Filter the data for lines with the word "screenshot", then copy every line so identified.

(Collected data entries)
'''

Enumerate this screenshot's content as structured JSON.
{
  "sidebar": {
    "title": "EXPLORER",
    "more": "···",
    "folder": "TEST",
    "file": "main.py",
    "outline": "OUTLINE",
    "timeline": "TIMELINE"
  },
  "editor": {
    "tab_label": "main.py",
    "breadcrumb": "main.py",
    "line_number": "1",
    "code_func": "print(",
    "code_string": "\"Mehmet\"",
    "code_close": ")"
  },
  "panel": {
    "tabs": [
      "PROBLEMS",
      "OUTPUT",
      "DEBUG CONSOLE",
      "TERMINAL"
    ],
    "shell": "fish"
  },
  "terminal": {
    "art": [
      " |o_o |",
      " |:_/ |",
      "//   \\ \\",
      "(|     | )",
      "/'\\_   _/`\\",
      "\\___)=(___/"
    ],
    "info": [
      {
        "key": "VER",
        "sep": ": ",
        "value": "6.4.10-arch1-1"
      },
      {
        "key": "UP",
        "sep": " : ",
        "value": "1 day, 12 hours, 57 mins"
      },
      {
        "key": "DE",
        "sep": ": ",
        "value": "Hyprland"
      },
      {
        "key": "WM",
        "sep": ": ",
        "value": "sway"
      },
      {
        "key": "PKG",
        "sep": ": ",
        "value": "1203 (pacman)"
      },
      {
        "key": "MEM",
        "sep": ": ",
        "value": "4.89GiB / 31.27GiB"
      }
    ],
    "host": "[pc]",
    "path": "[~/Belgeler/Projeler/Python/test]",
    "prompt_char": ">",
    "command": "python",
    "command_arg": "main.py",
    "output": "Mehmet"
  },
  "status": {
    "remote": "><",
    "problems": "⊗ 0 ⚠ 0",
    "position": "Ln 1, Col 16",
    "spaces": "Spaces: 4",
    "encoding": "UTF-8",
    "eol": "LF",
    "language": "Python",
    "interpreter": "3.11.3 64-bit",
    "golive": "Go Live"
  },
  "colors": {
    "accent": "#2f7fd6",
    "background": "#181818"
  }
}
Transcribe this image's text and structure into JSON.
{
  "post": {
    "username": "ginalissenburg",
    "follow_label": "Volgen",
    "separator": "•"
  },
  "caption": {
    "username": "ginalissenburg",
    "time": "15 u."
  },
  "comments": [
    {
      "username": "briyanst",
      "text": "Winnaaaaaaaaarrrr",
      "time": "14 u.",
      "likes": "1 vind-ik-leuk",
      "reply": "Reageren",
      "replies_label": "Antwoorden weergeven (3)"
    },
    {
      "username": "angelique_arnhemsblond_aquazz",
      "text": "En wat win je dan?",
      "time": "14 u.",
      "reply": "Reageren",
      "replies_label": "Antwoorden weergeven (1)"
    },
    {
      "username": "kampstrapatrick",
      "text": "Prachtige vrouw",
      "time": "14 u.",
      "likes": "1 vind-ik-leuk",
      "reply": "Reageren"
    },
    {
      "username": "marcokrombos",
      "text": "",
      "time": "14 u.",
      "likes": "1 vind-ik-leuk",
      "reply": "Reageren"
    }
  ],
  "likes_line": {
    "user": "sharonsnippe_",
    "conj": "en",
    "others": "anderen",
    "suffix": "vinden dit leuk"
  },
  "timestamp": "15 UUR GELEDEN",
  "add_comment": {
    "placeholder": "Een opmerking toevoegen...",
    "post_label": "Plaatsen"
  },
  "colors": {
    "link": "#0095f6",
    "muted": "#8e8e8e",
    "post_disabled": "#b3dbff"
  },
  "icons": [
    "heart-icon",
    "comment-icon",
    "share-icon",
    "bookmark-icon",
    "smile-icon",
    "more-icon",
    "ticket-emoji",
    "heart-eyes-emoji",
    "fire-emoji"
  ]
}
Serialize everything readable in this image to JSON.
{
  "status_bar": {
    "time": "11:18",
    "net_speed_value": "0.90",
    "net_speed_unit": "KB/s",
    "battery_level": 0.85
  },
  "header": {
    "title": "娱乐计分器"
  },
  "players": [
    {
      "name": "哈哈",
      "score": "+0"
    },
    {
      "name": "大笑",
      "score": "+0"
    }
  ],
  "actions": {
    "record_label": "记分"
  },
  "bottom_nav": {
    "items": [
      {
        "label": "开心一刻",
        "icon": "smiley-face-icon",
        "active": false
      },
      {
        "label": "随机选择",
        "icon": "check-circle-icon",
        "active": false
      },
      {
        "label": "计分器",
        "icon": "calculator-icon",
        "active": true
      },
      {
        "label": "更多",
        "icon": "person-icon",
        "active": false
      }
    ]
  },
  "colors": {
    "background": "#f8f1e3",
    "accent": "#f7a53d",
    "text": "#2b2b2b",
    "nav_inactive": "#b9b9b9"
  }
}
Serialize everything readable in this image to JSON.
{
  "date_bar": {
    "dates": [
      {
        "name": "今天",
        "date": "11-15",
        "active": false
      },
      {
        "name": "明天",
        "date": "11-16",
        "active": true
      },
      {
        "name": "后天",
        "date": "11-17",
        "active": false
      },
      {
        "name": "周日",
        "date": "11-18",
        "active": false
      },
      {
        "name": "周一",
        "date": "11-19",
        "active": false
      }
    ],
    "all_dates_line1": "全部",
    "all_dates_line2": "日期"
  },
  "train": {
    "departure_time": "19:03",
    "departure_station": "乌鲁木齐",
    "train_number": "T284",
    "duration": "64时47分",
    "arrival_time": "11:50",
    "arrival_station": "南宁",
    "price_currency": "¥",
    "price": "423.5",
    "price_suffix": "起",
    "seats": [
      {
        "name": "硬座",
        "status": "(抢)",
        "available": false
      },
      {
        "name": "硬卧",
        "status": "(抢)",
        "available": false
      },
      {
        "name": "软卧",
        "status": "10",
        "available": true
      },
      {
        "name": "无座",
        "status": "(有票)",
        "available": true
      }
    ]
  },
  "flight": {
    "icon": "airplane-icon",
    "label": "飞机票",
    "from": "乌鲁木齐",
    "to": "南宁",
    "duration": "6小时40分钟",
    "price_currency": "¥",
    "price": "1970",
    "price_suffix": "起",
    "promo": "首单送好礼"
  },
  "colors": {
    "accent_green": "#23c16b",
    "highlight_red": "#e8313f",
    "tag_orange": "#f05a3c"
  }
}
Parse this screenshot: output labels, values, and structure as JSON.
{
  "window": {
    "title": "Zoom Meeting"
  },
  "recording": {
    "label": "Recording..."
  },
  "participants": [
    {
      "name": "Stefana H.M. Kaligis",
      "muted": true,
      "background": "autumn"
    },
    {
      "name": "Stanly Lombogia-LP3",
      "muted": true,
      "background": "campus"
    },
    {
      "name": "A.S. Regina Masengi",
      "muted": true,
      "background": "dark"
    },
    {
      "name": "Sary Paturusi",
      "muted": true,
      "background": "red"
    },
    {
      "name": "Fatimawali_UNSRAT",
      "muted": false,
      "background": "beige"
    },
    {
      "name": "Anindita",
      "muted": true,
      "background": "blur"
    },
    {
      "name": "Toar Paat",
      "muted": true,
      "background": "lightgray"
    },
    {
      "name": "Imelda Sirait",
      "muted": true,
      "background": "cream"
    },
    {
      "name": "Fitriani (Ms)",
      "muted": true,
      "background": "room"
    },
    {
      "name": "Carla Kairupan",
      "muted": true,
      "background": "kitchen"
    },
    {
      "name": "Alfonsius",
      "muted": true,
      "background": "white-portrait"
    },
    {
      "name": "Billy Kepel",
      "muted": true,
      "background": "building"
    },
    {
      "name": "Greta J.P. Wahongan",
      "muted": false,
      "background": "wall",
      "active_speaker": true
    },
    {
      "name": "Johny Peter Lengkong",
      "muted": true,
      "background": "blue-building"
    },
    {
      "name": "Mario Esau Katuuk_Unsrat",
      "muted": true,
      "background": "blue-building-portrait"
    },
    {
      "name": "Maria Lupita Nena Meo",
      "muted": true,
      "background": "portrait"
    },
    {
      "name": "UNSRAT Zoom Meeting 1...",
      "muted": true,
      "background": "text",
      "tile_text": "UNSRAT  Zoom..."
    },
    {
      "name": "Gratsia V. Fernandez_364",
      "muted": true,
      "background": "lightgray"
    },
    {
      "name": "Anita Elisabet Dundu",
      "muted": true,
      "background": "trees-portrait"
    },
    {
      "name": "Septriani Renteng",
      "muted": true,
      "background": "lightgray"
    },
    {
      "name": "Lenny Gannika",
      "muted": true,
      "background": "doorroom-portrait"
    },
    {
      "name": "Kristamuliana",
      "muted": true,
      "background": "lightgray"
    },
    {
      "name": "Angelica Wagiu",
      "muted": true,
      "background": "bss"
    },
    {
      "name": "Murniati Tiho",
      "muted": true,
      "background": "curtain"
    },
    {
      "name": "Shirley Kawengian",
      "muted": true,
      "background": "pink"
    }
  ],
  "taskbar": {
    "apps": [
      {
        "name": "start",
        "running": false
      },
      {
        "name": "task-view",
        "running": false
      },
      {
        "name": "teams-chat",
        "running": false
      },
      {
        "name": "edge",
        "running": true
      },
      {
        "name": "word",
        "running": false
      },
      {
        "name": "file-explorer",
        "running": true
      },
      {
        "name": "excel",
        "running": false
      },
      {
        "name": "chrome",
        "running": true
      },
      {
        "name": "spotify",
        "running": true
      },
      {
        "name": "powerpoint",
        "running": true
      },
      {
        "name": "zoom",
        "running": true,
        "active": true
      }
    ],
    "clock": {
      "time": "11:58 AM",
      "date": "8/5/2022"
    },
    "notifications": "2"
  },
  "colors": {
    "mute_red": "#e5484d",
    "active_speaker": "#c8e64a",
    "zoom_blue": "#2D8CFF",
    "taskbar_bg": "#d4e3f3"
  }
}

'''

• Solution for this exercise:
Enumerate this screenshot's content as structured JSON.
Parse this screenshot: output labels, values, and structure as JSON.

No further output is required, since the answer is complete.